Extracted text:
==========

Jokes, he argues, were a vital communications tool for President Reagan . . . "You don't get that from Obama. He talks in paragraphs."
BTTT
The only area, as presented in this article, in which I question him is his statement that the era of big government as the solution to all ills started in the sixties with the Kennedys. I see it as starting in the thirties with FDR. He was responsible for the graduated income tax, social security, and all the New Deal government make-work programs. LBJ was more of the big government guy than Kennedy.
However, Johnson’s remark was more along the lines of a federal budget deficit as the driving force behind this and I don’t know, and am too lazy to research, the deficits under FDR. Johnson made exceptions for unusually events like WWII, so I guess the war years don’t count.
Only one problem: information age has made nations obsolete.
Then, of course, the income tax started under Wilson, another high-IQ moron.

==========

Task prompt: Update the excerpt on presidents and big government by giving again the part between "Jokes, he argues, were" and "guy than Kennedy.", inclusive, with "LBJ" changed to "Lyndon Johnson".

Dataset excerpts

==========

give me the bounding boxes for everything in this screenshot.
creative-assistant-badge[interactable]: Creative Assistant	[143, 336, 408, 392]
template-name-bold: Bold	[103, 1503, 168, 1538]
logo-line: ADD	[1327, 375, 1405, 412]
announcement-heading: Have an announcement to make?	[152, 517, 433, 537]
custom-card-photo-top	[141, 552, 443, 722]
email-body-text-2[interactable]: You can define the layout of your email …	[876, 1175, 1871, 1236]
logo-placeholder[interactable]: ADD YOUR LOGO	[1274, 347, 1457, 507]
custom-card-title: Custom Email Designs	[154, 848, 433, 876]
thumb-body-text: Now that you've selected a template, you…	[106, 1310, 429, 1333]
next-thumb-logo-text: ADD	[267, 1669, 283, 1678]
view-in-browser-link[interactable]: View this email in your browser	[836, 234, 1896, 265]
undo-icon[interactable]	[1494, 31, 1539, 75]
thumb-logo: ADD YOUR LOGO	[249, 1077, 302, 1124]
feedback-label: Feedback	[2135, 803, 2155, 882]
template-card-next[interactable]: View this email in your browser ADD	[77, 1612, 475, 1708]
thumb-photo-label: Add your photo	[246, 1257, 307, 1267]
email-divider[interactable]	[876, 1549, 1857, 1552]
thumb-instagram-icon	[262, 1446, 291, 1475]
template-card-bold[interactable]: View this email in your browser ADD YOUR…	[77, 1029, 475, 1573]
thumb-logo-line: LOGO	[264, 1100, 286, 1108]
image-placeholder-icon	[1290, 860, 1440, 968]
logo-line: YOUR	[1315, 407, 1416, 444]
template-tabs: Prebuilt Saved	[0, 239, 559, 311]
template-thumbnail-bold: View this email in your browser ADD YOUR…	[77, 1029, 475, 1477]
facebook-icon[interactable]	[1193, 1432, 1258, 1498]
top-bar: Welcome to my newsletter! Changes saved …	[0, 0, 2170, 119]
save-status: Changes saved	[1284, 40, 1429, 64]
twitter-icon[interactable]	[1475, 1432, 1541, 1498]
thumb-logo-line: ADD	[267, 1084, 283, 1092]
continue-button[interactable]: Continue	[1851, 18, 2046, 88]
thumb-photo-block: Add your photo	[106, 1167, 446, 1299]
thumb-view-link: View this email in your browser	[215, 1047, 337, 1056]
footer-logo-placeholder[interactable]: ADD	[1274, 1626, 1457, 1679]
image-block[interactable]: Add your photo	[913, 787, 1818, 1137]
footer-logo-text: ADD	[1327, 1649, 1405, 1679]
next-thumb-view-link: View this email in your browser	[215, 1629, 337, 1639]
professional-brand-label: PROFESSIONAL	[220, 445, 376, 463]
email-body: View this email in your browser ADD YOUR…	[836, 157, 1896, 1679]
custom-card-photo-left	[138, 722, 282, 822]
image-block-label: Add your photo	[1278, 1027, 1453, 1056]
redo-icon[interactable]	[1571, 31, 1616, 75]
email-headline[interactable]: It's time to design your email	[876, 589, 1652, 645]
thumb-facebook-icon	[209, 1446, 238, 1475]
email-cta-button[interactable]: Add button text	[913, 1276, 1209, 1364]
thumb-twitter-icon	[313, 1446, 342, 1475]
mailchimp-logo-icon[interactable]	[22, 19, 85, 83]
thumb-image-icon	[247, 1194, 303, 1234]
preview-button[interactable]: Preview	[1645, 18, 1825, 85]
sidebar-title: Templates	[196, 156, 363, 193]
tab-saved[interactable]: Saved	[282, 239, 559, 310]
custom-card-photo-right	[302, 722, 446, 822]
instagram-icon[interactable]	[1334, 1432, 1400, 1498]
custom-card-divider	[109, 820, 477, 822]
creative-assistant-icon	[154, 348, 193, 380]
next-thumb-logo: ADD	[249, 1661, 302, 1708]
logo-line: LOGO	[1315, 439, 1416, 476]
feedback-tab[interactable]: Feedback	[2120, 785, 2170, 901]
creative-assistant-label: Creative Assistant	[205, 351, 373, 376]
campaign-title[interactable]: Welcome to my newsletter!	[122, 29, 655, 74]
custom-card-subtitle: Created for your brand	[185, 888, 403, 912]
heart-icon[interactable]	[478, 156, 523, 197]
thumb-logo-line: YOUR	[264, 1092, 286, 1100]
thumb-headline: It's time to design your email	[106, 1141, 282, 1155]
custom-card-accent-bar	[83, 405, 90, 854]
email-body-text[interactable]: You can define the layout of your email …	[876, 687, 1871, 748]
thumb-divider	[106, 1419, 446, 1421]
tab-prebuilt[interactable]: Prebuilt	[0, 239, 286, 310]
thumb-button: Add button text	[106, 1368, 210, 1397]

==========

Written reply:
Jokes, he argues, were a vital communications tool for President Reagan . . . "You don't get that from Obama. He talks in paragraphs."
BTTT
The only area, as presented in this article, in which I question him is his statement that the era of big government as the solution to all ills started in the sixties with the Kennedys. I see it as starting in the thirties with FDR. He was responsible for the graduated income tax, social security, and all the New Deal government make-work programs. Lyndon Johnson was more of the big government guy than Kennedy.